(Written request): Output an exact reproduction of the data.

(Saved entries)
[START]

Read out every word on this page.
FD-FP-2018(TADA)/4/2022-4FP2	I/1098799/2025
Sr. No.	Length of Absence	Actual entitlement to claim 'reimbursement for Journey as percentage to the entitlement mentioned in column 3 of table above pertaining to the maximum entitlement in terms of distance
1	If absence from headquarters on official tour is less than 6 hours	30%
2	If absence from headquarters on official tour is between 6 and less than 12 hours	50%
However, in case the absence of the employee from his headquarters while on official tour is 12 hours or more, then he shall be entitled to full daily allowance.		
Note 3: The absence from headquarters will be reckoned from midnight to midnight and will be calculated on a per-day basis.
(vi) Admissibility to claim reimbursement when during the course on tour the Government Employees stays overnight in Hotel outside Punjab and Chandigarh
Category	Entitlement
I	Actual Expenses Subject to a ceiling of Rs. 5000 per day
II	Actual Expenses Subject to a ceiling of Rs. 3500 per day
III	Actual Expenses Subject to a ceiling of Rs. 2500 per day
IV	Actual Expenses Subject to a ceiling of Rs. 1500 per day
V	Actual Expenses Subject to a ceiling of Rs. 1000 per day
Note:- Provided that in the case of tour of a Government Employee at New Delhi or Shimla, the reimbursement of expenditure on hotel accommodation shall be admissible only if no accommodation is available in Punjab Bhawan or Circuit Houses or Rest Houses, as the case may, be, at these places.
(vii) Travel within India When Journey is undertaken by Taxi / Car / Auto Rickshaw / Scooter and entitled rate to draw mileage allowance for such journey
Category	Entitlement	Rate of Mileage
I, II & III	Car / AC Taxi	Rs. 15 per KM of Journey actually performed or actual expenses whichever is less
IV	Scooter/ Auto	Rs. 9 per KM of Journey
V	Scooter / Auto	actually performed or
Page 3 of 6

[END]

(Solution):
Read out every word on this page.
FD-FP-2018(TADA)/4/2022-4FP2	I/1098799/2025
Sr. No.	Length of Absence	Actual entitlement to claim 'reimbursement for Journey as percentage to the entitlement mentioned in column 3 of table above pertaining to the maximum entitlement in terms of distance
1	If absence from headquarters on official tour is less than 6 hours	30%
2	If absence from headquarters on official tour is between 6 and less than 12 hours	50%
However, in case the absence of the employee from his headquarters while on official tour is 12 hours or more, then he shall be entitled to full daily allowance.		
Note 3: The absence from headquarters will be reckoned from midnight to midnight and will be calculated on a per-day basis.
(vi) Admissibility to claim reimbursement when during the course on tour the Government Employees stays overnight in Hotel outside Punjab and Chandigarh
Category	Entitlement
I	Actual Expenses Subject to a ceiling of Rs. 5000 per day
II	Actual Expenses Subject to a ceiling of Rs. 3500 per day
III	Actual Expenses Subject to a ceiling of Rs. 2500 per day
IV	Actual Expenses Subject to a ceiling of Rs. 1500 per day
V	Actual Expenses Subject to a ceiling of Rs. 1000 per day
Note:- Provided that in the case of tour of a Government Employee at New Delhi or Shimla, the reimbursement of expenditure on hotel accommodation shall be admissible only if no accommodation is available in Punjab Bhawan or Circuit Houses or Rest Houses, as the case may, be, at these places.
(vii) Travel within India When Journey is undertaken by Taxi / Car / Auto Rickshaw / Scooter and entitled rate to draw mileage allowance for such journey
Category	Entitlement	Rate of Mileage
I, II & III	Car / AC Taxi	Rs. 15 per KM of Journey actually performed or actual expenses whichever is less
IV	Scooter/ Auto	Rs. 9 per KM of Journey
V	Scooter / Auto	actually performed or
Page 3 of 6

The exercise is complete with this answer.